* _SELECTED PASSAGE_:

=======

4. The "creepy / too pushy" boundary on immediate emails
In my apps, the sweet spot for the first email is 3–6 hours after CANCELLATION. At literally 0 hours, the email arrives before the user has closed the cancellation screen and feels surveillance-y. Wait too long and the decision has hardened. The 3–6 hour window is when the user is still mentally engaged but has had time to step away from the app.
5. The discount goes in email #2, not email #1
If you offer the discount in the first email, users learn that cancelling → waiting → discount is a reliable pattern. In my data, putting the discount in email #2 (48 hours later) vs. email #1 produced a roughly 15% higher long-term ARPPU. Lead with gratitude, follow with the offer.
6. Cloudflare Queues delays have up to 15 minutes of jitter
delaySeconds is best-effort. Actual delivery can be several minutes to 15+ minutes late depending on queue load. Don't rely on it for "exactly 48 hours later." Record scheduled_at in the DB and run a cron worker that picks up rows where now() >= scheduled_at AND status = 'scheduled'. Queues handle the dispatch, the DB handles the SLA.
7. Resend's free tier hits a hard wall at 3,000 emails
The free tier doesn't degrade gracefully — emails stop being delivered at the 3,000 boundary. Send a Slack alert at 2,500 sent so you have time to upgrade to Resend Pro ($20/month) before the next win-back batch silently disappears.

=======

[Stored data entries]
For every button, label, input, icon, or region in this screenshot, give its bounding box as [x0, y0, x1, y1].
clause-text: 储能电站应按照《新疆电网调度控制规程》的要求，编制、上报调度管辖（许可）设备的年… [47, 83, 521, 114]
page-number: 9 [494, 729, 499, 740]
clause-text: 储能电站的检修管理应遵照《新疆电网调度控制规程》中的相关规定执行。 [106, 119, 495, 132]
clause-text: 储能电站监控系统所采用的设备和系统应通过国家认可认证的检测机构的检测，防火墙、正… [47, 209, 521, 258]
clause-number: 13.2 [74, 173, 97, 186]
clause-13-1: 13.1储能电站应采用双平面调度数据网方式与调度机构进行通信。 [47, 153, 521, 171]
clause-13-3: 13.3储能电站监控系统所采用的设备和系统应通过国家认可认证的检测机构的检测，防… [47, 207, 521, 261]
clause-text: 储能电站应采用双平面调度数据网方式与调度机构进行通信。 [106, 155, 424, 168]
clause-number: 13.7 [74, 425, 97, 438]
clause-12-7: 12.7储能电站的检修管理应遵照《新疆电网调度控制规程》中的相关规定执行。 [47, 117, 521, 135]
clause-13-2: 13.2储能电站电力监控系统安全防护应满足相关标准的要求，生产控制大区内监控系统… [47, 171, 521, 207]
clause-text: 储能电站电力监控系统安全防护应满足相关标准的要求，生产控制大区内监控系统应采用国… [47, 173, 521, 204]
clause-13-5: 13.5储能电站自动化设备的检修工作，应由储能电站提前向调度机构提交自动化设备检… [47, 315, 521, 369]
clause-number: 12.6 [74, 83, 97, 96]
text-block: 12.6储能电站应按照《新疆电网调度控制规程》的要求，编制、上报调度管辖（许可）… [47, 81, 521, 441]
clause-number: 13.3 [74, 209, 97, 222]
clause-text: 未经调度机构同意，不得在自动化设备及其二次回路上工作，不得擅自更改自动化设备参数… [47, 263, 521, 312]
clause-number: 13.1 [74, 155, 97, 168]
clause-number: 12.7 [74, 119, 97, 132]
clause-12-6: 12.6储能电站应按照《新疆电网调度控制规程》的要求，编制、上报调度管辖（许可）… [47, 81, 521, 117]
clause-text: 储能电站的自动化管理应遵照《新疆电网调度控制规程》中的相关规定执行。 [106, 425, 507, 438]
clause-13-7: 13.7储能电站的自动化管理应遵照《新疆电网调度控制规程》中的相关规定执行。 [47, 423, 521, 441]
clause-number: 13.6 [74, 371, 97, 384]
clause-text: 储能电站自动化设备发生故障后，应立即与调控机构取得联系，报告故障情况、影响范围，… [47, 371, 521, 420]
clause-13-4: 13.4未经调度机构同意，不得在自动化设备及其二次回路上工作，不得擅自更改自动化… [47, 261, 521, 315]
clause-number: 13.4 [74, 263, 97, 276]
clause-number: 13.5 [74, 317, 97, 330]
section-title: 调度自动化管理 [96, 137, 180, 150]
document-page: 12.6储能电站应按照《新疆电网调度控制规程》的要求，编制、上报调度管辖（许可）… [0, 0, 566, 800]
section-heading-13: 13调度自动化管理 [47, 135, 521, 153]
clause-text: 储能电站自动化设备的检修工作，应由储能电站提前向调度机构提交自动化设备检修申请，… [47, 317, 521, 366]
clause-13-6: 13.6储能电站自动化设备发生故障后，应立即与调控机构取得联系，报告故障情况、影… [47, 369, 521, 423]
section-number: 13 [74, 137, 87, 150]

=======

* _EXERCISE GOAL_: Determine whether each of the following statements agrees with the passage on cancellation emails above, answering yes or no and quoting the deciding words of the passage: (a) The first email is best sent 3–6 hours after cancellation. (b) The discount belongs in the first email. (c) Resend's free tier degrades gracefully once it reaches 3,000 emails.

* _FINISHED EXERCISE_:
(a) Yes: "the sweet spot for the first email is 3–6 hours after CANCELLATION."
(b) No: "The discount goes in email #2, not email #1"
(c) No: "The free tier doesn't degrade gracefully — emails stop being delivered at the 3,000 boundary."